(Excerpt from a dataset)
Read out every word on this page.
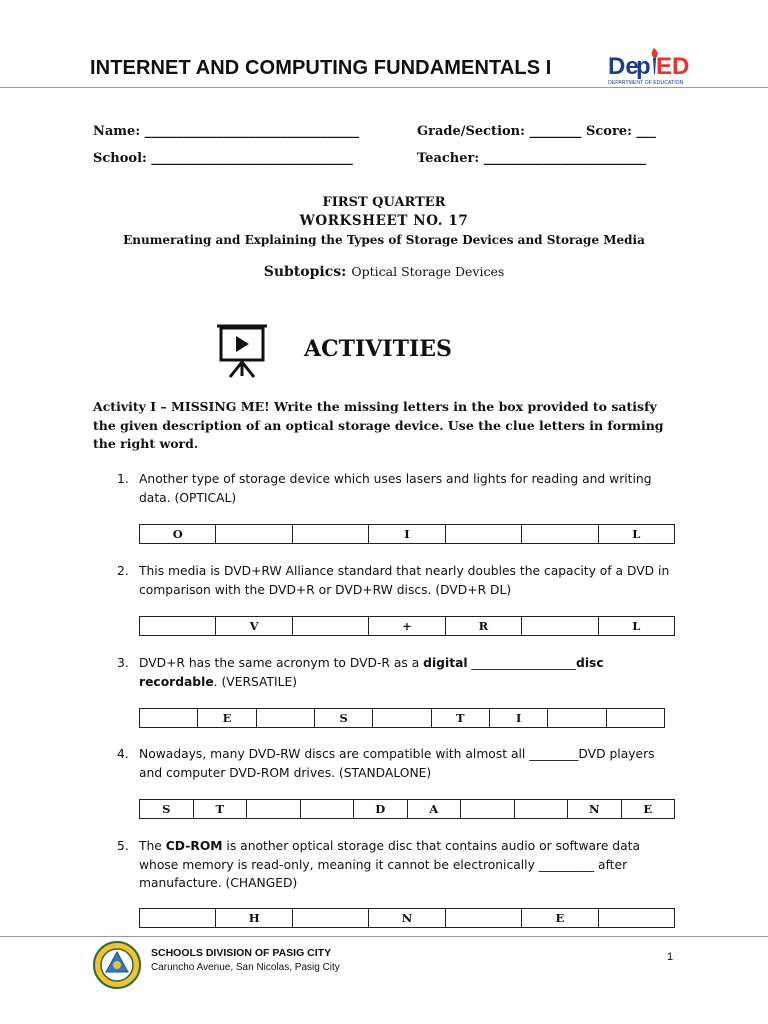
INTERNET AND COMPUTING FUNDAMENTALS I De
p ED
DEPARTMENT OF EDUCATION
Name: _________________________________	Grade/Section: ________ Score: ___
School: _______________________________	Teacher: _________________________
FIRST QUARTER
WORKSHEET NO. 17
Enumerating and Explaining the Types of Storage Devices and Storage Media
Subtopics: Optical Storage Devices
ACTIVITIES
Activity I – MISSING ME! Write the missing letters in the box provided to satisfy the given description of an optical storage device. Use the clue letters in forming the right word.
1. Another type of storage device which uses lasers and lights for reading and writing data. (OPTICAL)
O			I			L
2. This media is DVD+RW Alliance standard that nearly doubles the capacity of a DVD in comparison with the DVD+R or DVD+RW discs. (DVD+R DL)
	V		+	R		L
3. DVD+R has the same acronym to DVD-R as a digital _________________disc recordable. (VERSATILE)
	E		S		T	I		
4. Nowadays, many DVD-RW discs are compatible with almost all ________DVD players and computer DVD-ROM drives. (STANDALONE)
S	T			D	A			N	E
5. The CD-ROM is another optical storage disc that contains audio or software data whose memory is read-only, meaning it cannot be electronically _________ after manufacture. (CHANGED)
	H		N		E	
SCHOOLS DIVISION OF PASIG CITY
Caruncho Avenue, San Nicolas, Pasig City
1
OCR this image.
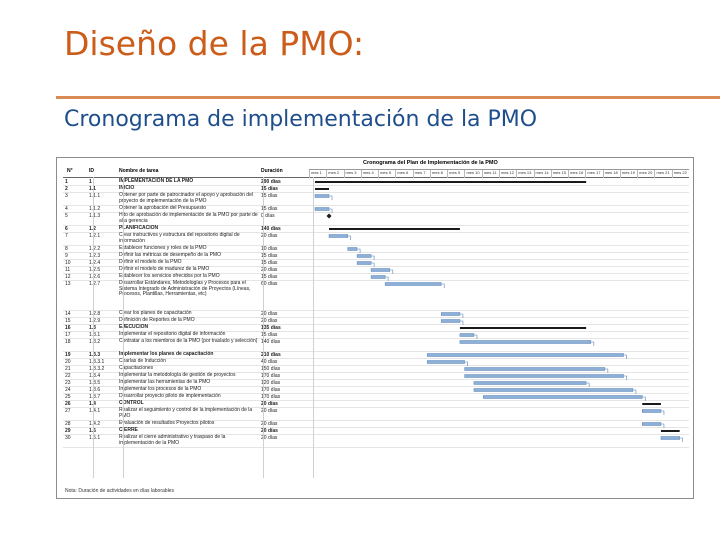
Diseño de la PMO:
Cronograma de implementación de la PMO
N°	ID	Nombre de tarea	Duración
Cronograma del Plan de Implementación de la PMO
mes 1	mes 2	mes 3	mes 4	mes 5	mes 6	mes 7	mes 8	mes 9	mes 10	mes 11	mes 12	mes 13	mes 14	mes 15	mes 16	mes 17	mes 18	mes 19	mes 20	mes 21	mes 22
1	1	IMPLEMENTACIÓN DE LA PMO	290 días
2	1.1	INICIO	15 días
3	1.1.1	Obtener por parte de patrocinador el apoyo y aprobación del proyecto de implementación de la PMO
15 días
4	1.1.2	Obtener la aprobación del Presupuesto	15 días
5	1.1.3	Hito de aprobación de implementación de la PMO por parte de alta gerencia
0 días
6	1.2	PLANIFICACION	140 días
7	1.2.1	Crear instructivos y estructura del repositorio digital de información
20 días
8	1.2.2	Establecer funciones y roles de la PMO	10 días
9	1.2.3	Definir las métricas de desempeño de la PMO	15 días
10	1.2.4	Definir el modelo de la PMO	15 días
11	1.2.5	Definir el modelo de madurez de la PMO	20 días
12	1.2.6	Establecer los servicios ofrecidos por la PMO	15 días
13	1.2.7	Desarrollar Estándares, Metodologías y Procesos para el Sistema Integrado de Administración de Proyectos (Líneas, Procesos, Plantillas, Herramientas, etc)
60 días
14	1.2.8	Crear los planes de capacitación	20 días
15	1.2.9	Definición de Reportes de la PMO	20 días
16	1.3	EJECUCION	135 días
17	1.3.1	Implementar el repositorio digital de información	15 días
18	1.3.2	Contratar a los miembros de la PMO (por traslado y selección) 140 días
19	1.3.3	Implementar los planes de capacitación	210 días
20	1.3.3.1	Charlas de Inducción	40 días
21	1.3.3.2	Capacitaciones	150 días
22	1.3.4	Implementar la metodología de gestión de proyectos	170 días
23	1.3.5	Implementar las herramientas de la PMO	120 días
24	1.3.6	Implementar los procesos de la PMO	170 días
25	1.3.7	Desarrollar proyecto piloto de implementación	170 días
26	1.4	CONTROL	20 días
27	1.4.1	Realizar el seguimiento y control de la implementación de la PMO
20 días
28	1.4.2	Evaluación de resultados Proyectos pilotos	20 días
29	1.5	CIERRE	20 días
30	1.5.1	Realizar el cierre administrativo y traspaso de la implementación de la PMO
20 días
Nota: Duración de actividades en días laborables
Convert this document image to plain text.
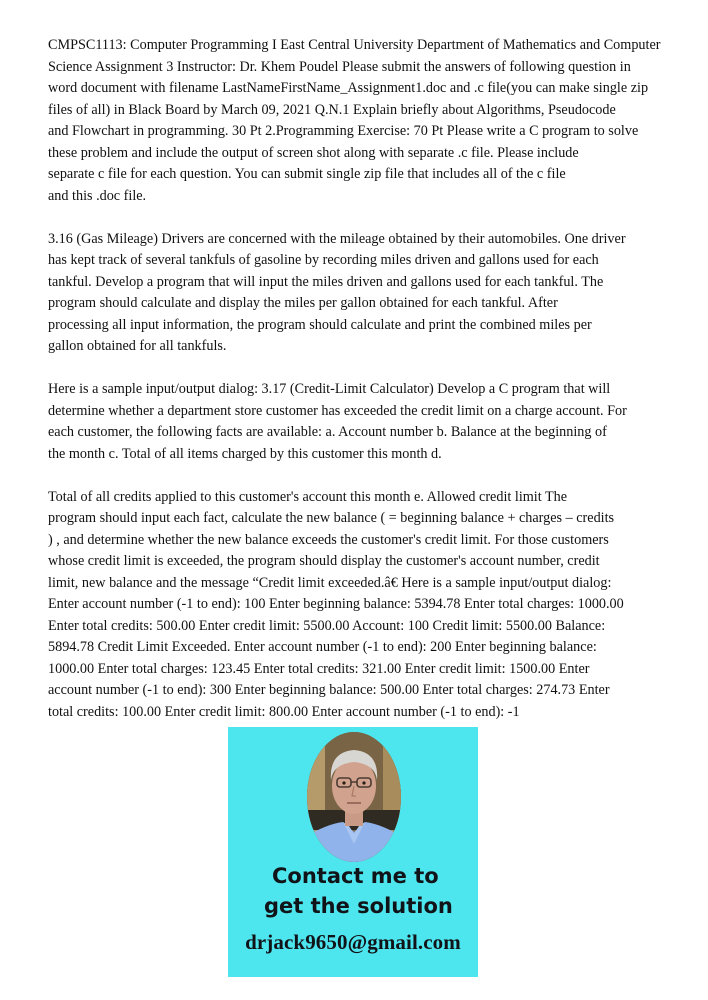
CMPSC1113: Computer Programming I East Central University Department of Mathematics and Computer
Science Assignment 3 Instructor: Dr. Khem Poudel Please submit the answers of following question in
word document with filename LastNameFirstName_Assignment1.doc and .c file(you can make single zip
files of all) in Black Board by March 09, 2021 Q.N.1 Explain briefly about Algorithms, Pseudocode
and Flowchart in programming. 30 Pt 2.Programming Exercise: 70 Pt Please write a C program to solve
these problem and include the output of screen shot along with separate .c file. Please include
separate c file for each question. You can submit single zip file that includes all of the c file
and this .doc file.
3.16 (Gas Mileage) Drivers are concerned with the mileage obtained by their automobiles. One driver
has kept track of several tankfuls of gasoline by recording miles driven and gallons used for each
tankful. Develop a program that will input the miles driven and gallons used for each tankful. The
program should calculate and display the miles per gallon obtained for each tankful. After
processing all input information, the program should calculate and print the combined miles per
gallon obtained for all tankfuls.
Here is a sample input/output dialog: 3.17 (Credit-Limit Calculator) Develop a C program that will
determine whether a department store customer has exceeded the credit limit on a charge account. For
each customer, the following facts are available: a. Account number b. Balance at the beginning of
the month c. Total of all items charged by this customer this month d.
Total of all credits applied to this customer's account this month e. Allowed credit limit The
program should input each fact, calculate the new balance ( = beginning balance + charges – credits
) , and determine whether the new balance exceeds the customer's credit limit. For those customers
whose credit limit is exceeded, the program should display the customer's account number, credit
limit, new balance and the message “Credit limit exceeded.â€ Here is a sample input/output dialog:
Enter account number (-1 to end): 100 Enter beginning balance: 5394.78 Enter total charges: 1000.00
Enter total credits: 500.00 Enter credit limit: 5500.00 Account: 100 Credit limit: 5500.00 Balance:
5894.78 Credit Limit Exceeded. Enter account number (-1 to end): 200 Enter beginning balance:
1000.00 Enter total charges: 123.45 Enter total credits: 321.00 Enter credit limit: 1500.00 Enter
account number (-1 to end): 300 Enter beginning balance: 500.00 Enter total charges: 274.73 Enter
total credits: 100.00 Enter credit limit: 800.00 Enter account number (-1 to end): -1
Contact me to
get the solution
drjack9650@gmail.com
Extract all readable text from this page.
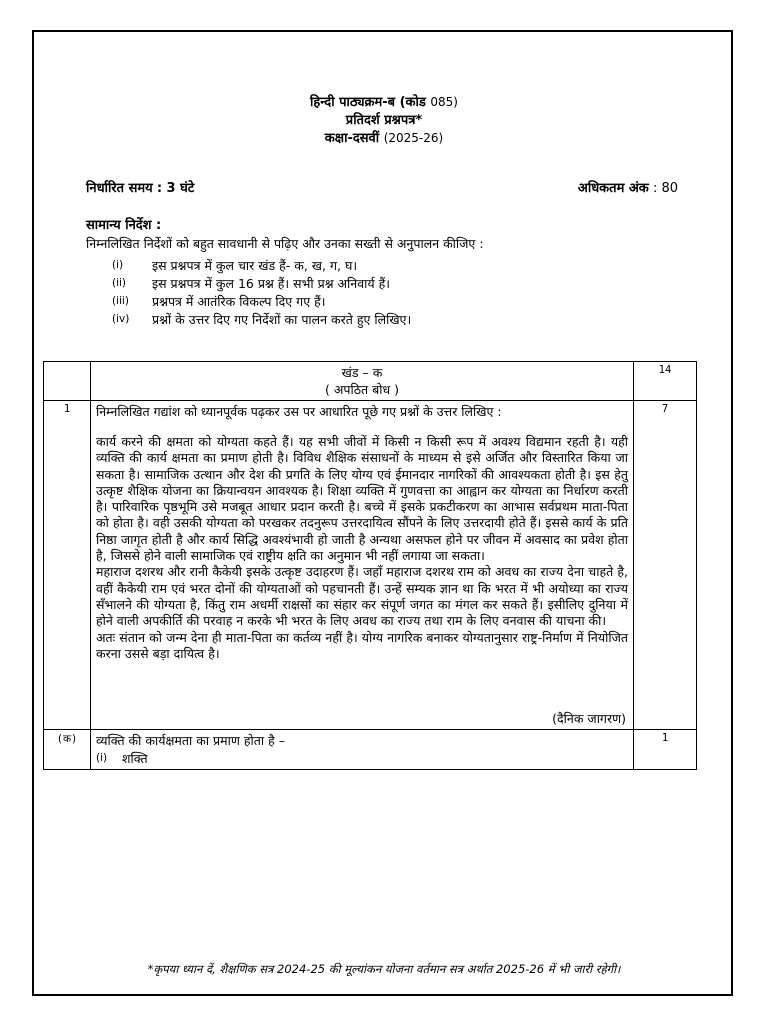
हिन्दी पाठ्यक्रम-ब (कोड 085)
प्रतिदर्श प्रश्नपत्र*
कक्षा-दसवीं (2025-26)
निर्धारित समय : 3 घंटे	अधिकतम अंक : 80
सामान्य निर्देश :
निम्नलिखित निर्देशों को बहुत सावधानी से पढ़िए और उनका सख्ती से अनुपालन कीजिए :
(i)	इस प्रश्नपत्र में कुल चार खंड हैं- क, ख, ग, घ।
(ii)	इस प्रश्नपत्र में कुल 16 प्रश्न हैं। सभी प्रश्न अनिवार्य हैं।
(iii)	प्रश्नपत्र में आतंरिक विकल्प दिए गए हैं।
(iv)	प्रश्नों के उत्तर दिए गए निर्देशों का पालन करते हुए लिखिए।

	खंड – क
( अपठित बोध )	14
1	निम्नलिखित गद्यांश को ध्यानपूर्वक पढ़कर उस पर आधारित पूछे गए प्रश्नों के उत्तर लिखिए :

कार्य करने की क्षमता को योग्यता कहते हैं। यह सभी जीवों में किसी न किसी रूप में अवश्य विद्यमान रहती है। यही व्यक्ति की कार्य क्षमता का प्रमाण होती है। विविध शैक्षिक संसाधनों के माध्यम से इसे अर्जित और विस्तारित किया जा सकता है। सामाजिक उत्थान और देश की प्रगति के लिए योग्य एवं ईमानदार नागरिकों की आवश्यकता होती है। इस हेतु उत्कृष्ट शैक्षिक योजना का क्रियान्वयन आवश्यक है। शिक्षा व्यक्ति में गुणवत्ता का आह्वान कर योग्यता का निर्धारण करती है। पारिवारिक पृष्ठभूमि उसे मजबूत आधार प्रदान करती है। बच्चे में इसके प्रकटीकरण का आभास सर्वप्रथम माता-पिता को होता है। वही उसकी योग्यता को परखकर तदनुरूप उत्तरदायित्व सौंपने के लिए उत्तरदायी होते हैं। इससे कार्य के प्रति निष्ठा जागृत होती है और कार्य सिद्धि अवश्यंभावी हो जाती है अन्यथा असफल होने पर जीवन में अवसाद का प्रवेश होता है, जिससे होने वाली सामाजिक एवं राष्ट्रीय क्षति का अनुमान भी नहीं लगाया जा सकता।

महाराज दशरथ और रानी कैकेयी इसके उत्कृष्ट उदाहरण हैं। जहाँ महाराज दशरथ राम को अवध का राज्य देना चाहते है, वहीं कैकेयी राम एवं भरत दोनों की योग्यताओं को पहचानती हैं। उन्हें सम्यक ज्ञान था कि भरत में भी अयोध्या का राज्य सँभालने की योग्यता है, किंतु राम अधर्मी राक्षसों का संहार कर संपूर्ण जगत का मंगल कर सकते हैं। इसीलिए दुनिया में होने वाली अपकीर्ति की परवाह न करके भी भरत के लिए अवध का राज्य तथा राम के लिए वनवास की याचना की।

अतः संतान को जन्म देना ही माता-पिता का कर्तव्य नहीं है। योग्य नागरिक बनाकर योग्यतानुसार राष्ट्र-निर्माण में नियोजित करना उससे बड़ा दायित्व है।

(दैनिक जागरण)	7
(क)	व्यक्ति की कार्यक्षमता का प्रमाण होता है –
(i) शक्ति	1
*कृपया ध्यान दें, शैक्षणिक सत्र 2024-25 की मूल्यांकन योजना वर्तमान सत्र अर्थात 2025-26 में भी जारी रहेगी।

What you have to do.
Copy out every line that includes the word "should".

Final result.
program should calculate and display the miles per gallon obtained for each tankful. After
processing all input information, the program should calculate and print the combined miles per
program should input each fact, calculate the new balance ( = beginning balance + charges – credits
whose credit limit is exceeded, the program should display the customer's account number, credit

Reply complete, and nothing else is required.